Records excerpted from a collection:
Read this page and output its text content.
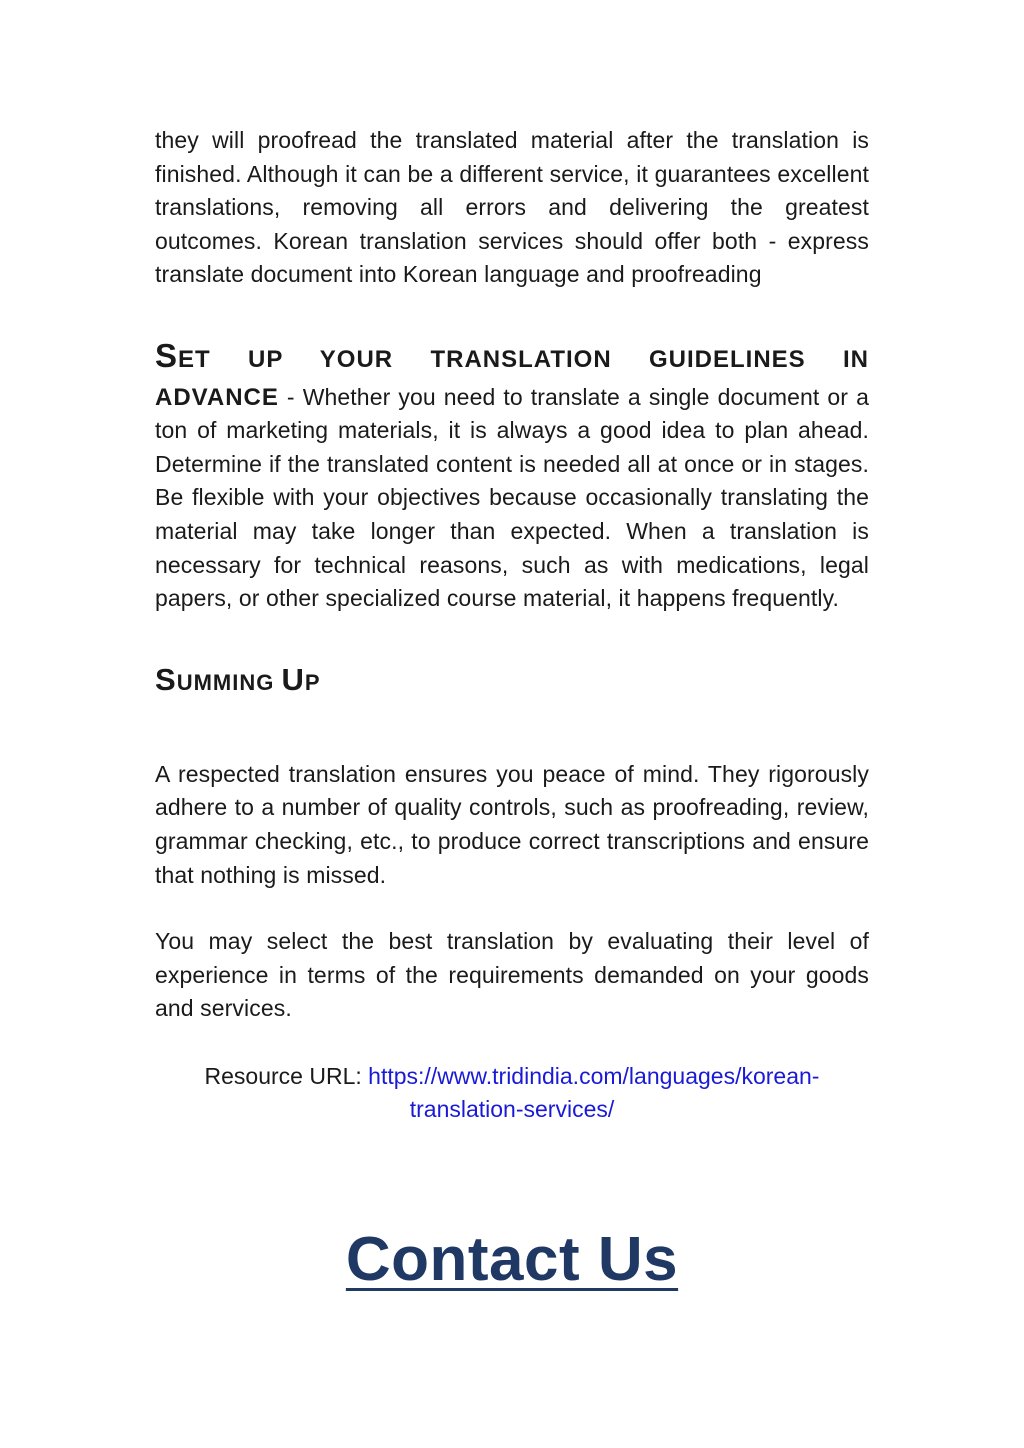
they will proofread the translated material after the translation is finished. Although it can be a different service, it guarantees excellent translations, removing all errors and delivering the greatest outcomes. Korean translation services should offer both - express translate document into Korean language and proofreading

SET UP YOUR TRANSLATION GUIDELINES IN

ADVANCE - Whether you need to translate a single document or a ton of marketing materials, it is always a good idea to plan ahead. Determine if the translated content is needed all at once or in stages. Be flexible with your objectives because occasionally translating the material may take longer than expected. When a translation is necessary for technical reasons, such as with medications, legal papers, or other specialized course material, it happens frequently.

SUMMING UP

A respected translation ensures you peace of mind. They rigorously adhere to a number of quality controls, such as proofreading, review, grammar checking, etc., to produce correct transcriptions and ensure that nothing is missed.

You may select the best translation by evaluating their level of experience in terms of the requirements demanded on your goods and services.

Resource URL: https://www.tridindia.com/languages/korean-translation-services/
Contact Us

### EXERCISE DIRECTIONS:
Set the entries down again exactly. Do not include the images.

### FINAL ANSWER:
Read this page and output its text content.
they will proofread the translated material after the translation is finished. Although it can be a different service, it guarantees excellent translations, removing all errors and delivering the greatest outcomes. Korean translation services should offer both - express translate document into Korean language and proofreading

SET UP YOUR TRANSLATION GUIDELINES IN

ADVANCE - Whether you need to translate a single document or a ton of marketing materials, it is always a good idea to plan ahead. Determine if the translated content is needed all at once or in stages. Be flexible with your objectives because occasionally translating the material may take longer than expected. When a translation is necessary for technical reasons, such as with medications, legal papers, or other specialized course material, it happens frequently.

SUMMING UP

A respected translation ensures you peace of mind. They rigorously adhere to a number of quality controls, such as proofreading, review, grammar checking, etc., to produce correct transcriptions and ensure that nothing is missed.

You may select the best translation by evaluating their level of experience in terms of the requirements demanded on your goods and services.

Resource URL: https://www.tridindia.com/languages/korean-translation-services/
Contact Us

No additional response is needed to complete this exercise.